(Recorded data)
§ §

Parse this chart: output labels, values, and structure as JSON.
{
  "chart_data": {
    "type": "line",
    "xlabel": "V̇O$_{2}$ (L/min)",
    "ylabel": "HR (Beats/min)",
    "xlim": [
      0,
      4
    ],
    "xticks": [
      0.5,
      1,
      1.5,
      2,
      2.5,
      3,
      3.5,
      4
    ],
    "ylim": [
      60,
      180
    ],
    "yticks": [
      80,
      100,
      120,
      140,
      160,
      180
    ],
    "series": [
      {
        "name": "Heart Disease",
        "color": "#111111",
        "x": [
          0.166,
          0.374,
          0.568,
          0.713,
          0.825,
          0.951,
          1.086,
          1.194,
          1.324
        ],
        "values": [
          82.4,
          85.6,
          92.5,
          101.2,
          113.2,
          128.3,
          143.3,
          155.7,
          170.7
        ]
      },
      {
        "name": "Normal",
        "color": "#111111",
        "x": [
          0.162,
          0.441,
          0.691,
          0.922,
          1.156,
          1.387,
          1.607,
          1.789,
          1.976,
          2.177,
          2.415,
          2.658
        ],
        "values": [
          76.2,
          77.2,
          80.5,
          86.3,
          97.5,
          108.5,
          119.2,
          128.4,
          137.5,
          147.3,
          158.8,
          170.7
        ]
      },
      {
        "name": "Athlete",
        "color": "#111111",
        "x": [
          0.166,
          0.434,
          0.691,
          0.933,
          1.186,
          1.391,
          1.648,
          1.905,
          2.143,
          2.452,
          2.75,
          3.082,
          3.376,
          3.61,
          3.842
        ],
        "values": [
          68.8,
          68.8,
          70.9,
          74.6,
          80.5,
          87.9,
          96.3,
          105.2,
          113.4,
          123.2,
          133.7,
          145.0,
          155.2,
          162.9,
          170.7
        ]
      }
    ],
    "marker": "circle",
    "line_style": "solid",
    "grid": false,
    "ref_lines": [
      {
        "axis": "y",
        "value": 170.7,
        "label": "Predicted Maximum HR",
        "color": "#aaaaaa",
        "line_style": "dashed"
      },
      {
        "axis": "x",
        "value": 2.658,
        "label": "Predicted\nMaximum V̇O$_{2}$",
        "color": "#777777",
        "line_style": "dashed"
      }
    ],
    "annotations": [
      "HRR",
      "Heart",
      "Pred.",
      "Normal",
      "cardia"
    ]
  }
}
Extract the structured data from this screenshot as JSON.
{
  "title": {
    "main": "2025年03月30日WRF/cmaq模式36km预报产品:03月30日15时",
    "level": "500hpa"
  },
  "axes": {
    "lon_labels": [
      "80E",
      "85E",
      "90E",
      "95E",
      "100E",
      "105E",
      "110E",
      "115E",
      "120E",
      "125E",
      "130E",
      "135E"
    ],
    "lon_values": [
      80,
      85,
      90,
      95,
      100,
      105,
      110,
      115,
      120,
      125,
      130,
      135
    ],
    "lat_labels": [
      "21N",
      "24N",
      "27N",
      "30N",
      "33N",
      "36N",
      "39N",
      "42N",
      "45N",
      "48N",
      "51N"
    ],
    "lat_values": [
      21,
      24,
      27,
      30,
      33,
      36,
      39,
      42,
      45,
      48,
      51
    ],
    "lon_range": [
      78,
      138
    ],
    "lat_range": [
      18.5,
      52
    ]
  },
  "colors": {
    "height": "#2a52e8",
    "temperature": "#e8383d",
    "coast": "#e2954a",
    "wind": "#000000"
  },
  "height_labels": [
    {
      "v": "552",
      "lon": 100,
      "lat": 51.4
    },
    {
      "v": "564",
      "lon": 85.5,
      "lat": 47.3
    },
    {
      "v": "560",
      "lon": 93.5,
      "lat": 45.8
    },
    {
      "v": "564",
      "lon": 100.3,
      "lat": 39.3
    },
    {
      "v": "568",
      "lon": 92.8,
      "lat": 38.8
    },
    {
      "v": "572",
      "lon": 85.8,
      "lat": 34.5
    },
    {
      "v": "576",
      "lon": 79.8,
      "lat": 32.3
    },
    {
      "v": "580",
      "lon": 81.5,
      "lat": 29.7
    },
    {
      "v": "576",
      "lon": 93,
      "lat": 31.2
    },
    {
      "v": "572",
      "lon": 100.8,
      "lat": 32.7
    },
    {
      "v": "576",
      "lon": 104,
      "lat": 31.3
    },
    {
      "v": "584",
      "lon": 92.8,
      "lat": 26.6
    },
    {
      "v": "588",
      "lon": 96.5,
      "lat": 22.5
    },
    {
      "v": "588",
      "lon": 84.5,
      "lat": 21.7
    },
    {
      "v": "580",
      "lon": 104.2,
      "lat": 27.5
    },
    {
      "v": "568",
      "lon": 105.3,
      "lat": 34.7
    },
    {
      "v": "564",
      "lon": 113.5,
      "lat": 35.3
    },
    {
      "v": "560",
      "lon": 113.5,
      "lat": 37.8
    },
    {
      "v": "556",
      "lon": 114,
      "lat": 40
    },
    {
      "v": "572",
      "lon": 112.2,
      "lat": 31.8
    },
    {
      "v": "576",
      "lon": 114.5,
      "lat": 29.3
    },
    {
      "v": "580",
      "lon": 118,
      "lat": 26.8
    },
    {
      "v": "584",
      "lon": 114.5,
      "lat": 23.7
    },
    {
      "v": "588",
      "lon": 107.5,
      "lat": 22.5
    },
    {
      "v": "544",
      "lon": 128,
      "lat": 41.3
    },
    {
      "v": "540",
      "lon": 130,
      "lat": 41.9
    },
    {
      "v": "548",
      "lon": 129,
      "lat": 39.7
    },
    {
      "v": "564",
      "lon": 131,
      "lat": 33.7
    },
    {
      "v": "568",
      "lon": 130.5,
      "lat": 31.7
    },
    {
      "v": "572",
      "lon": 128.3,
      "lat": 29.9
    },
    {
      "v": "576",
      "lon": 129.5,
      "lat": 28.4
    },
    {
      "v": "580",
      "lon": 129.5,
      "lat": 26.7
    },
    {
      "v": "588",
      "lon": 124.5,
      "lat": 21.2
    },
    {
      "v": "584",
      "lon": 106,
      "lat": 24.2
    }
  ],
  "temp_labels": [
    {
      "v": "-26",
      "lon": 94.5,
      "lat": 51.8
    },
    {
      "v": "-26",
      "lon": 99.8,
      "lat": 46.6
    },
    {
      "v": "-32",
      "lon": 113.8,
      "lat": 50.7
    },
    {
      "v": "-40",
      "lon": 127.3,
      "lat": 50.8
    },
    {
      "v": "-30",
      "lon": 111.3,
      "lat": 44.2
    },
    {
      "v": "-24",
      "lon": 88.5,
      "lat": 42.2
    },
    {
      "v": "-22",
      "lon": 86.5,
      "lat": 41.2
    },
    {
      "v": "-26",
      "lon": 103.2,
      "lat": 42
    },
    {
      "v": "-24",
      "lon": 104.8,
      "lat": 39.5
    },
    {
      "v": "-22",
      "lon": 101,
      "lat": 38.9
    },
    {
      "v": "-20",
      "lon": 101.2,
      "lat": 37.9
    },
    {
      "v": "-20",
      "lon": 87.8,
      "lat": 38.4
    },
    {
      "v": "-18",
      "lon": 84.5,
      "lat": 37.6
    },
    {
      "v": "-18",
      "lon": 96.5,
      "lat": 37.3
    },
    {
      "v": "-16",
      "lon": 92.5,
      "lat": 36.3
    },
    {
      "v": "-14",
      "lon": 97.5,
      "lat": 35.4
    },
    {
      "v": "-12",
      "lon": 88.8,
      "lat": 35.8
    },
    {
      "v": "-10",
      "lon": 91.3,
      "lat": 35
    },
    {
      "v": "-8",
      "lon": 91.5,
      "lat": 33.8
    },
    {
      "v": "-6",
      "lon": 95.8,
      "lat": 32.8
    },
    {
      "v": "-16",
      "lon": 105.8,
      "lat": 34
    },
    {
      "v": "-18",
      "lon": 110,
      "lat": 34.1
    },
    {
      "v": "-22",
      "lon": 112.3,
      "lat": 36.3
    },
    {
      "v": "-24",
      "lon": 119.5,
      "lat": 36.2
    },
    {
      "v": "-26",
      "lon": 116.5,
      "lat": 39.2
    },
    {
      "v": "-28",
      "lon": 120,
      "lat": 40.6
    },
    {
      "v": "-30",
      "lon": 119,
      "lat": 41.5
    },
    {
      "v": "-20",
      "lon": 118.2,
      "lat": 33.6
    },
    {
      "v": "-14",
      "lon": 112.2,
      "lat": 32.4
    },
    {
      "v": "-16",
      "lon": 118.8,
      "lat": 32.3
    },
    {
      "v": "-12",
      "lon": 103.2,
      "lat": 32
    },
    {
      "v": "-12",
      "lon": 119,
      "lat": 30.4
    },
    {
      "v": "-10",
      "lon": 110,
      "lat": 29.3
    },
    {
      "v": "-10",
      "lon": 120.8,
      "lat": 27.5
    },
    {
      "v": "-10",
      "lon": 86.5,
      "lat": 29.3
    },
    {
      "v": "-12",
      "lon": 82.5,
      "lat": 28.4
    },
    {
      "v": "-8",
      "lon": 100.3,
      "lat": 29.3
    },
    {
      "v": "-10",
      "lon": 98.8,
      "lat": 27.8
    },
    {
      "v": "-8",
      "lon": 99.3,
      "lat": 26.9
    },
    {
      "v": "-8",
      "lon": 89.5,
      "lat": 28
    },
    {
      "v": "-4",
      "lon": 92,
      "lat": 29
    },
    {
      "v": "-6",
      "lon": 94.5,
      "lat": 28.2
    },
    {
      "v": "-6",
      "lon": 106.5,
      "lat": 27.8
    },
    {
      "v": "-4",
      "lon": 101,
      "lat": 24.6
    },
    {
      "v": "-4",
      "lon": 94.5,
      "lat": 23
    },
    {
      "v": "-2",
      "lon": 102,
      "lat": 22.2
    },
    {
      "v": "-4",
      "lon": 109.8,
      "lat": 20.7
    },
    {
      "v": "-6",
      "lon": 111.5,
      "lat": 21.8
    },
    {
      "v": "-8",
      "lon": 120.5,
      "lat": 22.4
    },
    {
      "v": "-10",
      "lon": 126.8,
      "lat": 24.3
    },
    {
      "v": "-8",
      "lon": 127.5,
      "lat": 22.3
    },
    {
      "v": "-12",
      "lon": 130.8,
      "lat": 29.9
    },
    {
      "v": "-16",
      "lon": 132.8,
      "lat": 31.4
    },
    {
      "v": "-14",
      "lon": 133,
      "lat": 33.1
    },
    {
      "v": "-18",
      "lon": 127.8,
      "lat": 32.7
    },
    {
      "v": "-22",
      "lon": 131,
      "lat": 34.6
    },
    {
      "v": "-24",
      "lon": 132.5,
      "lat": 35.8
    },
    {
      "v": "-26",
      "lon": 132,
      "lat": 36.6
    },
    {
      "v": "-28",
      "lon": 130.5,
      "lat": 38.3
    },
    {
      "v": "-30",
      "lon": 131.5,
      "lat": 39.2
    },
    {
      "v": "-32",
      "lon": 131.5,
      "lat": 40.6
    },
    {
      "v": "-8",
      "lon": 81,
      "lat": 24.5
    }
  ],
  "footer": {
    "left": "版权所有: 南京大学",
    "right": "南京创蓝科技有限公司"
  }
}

§ §

EXERCISE DETAILS -
Lines that hold the word "JSON" are the ones to return, every one of them.

THE COMPLETED TASK -
Parse this chart: output labels, values, and structure as JSON.
Extract the structured data from this screenshot as JSON.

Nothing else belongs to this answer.